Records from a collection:
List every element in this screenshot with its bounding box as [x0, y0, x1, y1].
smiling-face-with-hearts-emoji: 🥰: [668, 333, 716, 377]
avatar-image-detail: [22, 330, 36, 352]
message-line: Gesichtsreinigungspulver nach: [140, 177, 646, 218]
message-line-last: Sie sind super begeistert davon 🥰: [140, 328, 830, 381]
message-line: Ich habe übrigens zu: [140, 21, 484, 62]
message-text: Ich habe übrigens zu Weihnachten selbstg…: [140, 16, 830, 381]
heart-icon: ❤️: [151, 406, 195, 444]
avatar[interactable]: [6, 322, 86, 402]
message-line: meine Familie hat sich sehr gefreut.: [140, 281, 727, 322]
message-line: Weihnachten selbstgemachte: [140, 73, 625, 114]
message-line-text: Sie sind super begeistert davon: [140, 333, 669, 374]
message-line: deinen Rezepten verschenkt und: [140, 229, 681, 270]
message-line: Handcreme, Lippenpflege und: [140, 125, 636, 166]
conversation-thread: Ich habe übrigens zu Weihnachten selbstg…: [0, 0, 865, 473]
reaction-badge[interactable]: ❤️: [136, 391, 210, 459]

→ Task goal: Copy every line of the records above word for word, keeping each character and number unchanged.

→ Reply:
List every element in this screenshot with its bounding box as [x0, y0, x1, y1].
smiling-face-with-hearts-emoji: 🥰: [668, 333, 716, 377]
avatar-image-detail: [22, 330, 36, 352]
message-line: Gesichtsreinigungspulver nach: [140, 177, 646, 218]
message-line-last: Sie sind super begeistert davon 🥰: [140, 328, 830, 381]
message-line: Ich habe übrigens zu: [140, 21, 484, 62]
message-text: Ich habe übrigens zu Weihnachten selbstg…: [140, 16, 830, 381]
heart-icon: ❤️: [151, 406, 195, 444]
avatar[interactable]: [6, 322, 86, 402]
message-line: meine Familie hat sich sehr gefreut.: [140, 281, 727, 322]
message-line: Weihnachten selbstgemachte: [140, 73, 625, 114]
message-line-text: Sie sind super begeistert davon: [140, 333, 669, 374]
message-line: deinen Rezepten verschenkt und: [140, 229, 681, 270]
message-line: Handcreme, Lippenpflege und: [140, 125, 636, 166]
conversation-thread: Ich habe übrigens zu Weihnachten selbstg…: [0, 0, 865, 473]
reaction-badge[interactable]: ❤️: [136, 391, 210, 459]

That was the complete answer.